**WORK INSTRUCTIONS**: Repeat, exactly and in full, the lines of the listing below, but without any pictures.

**MATERIAL FOR THE TASK**:
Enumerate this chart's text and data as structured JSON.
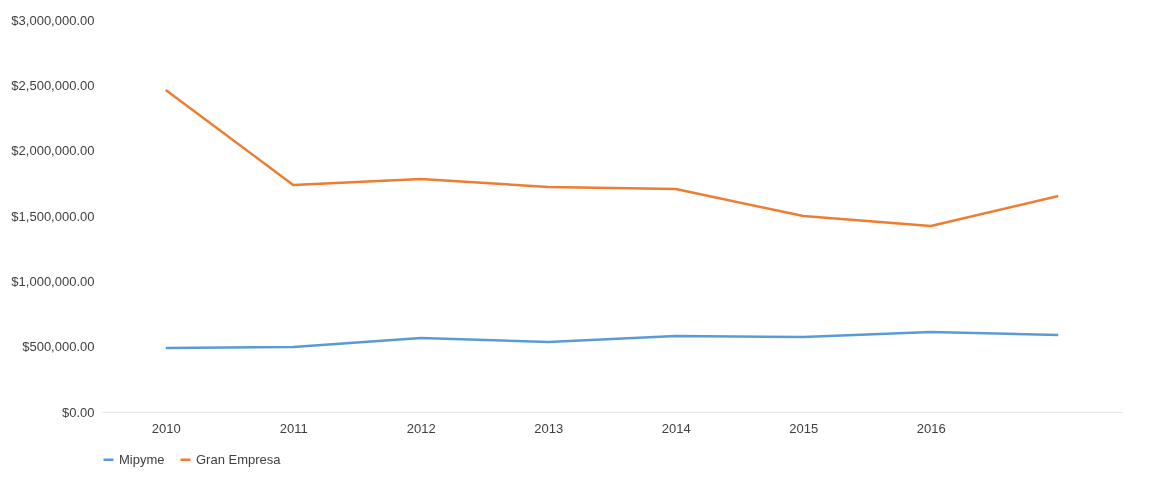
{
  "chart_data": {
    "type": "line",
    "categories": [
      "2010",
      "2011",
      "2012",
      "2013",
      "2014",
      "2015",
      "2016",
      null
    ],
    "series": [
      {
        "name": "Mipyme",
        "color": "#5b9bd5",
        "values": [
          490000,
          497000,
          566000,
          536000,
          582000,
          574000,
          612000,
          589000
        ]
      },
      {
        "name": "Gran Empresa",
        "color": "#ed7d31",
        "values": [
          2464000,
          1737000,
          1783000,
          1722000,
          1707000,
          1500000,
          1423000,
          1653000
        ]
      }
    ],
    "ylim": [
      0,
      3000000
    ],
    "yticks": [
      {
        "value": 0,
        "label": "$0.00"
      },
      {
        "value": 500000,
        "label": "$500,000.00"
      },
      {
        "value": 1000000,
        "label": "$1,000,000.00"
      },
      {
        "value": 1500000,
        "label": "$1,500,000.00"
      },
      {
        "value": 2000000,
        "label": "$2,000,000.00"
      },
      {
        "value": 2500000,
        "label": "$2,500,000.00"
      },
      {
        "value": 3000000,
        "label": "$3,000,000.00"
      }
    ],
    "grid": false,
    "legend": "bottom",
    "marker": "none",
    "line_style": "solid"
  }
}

**ANSWER TO THIS PROBLEM**:
Enumerate this chart's text and data as structured JSON.
{
  "chart_data": {
    "type": "line",
    "categories": [
      "2010",
      "2011",
      "2012",
      "2013",
      "2014",
      "2015",
      "2016",
      null
    ],
    "series": [
      {
        "name": "Mipyme",
        "color": "#5b9bd5",
        "values": [
          490000,
          497000,
          566000,
          536000,
          582000,
          574000,
          612000,
          589000
        ]
      },
      {
        "name": "Gran Empresa",
        "color": "#ed7d31",
        "values": [
          2464000,
          1737000,
          1783000,
          1722000,
          1707000,
          1500000,
          1423000,
          1653000
        ]
      }
    ],
    "ylim": [
      0,
      3000000
    ],
    "yticks": [
      {
        "value": 0,
        "label": "$0.00"
      },
      {
        "value": 500000,
        "label": "$500,000.00"
      },
      {
        "value": 1000000,
        "label": "$1,000,000.00"
      },
      {
        "value": 1500000,
        "label": "$1,500,000.00"
      },
      {
        "value": 2000000,
        "label": "$2,000,000.00"
      },
      {
        "value": 2500000,
        "label": "$2,500,000.00"
      },
      {
        "value": 3000000,
        "label": "$3,000,000.00"
      }
    ],
    "grid": false,
    "legend": "bottom",
    "marker": "none",
    "line_style": "solid"
  }
}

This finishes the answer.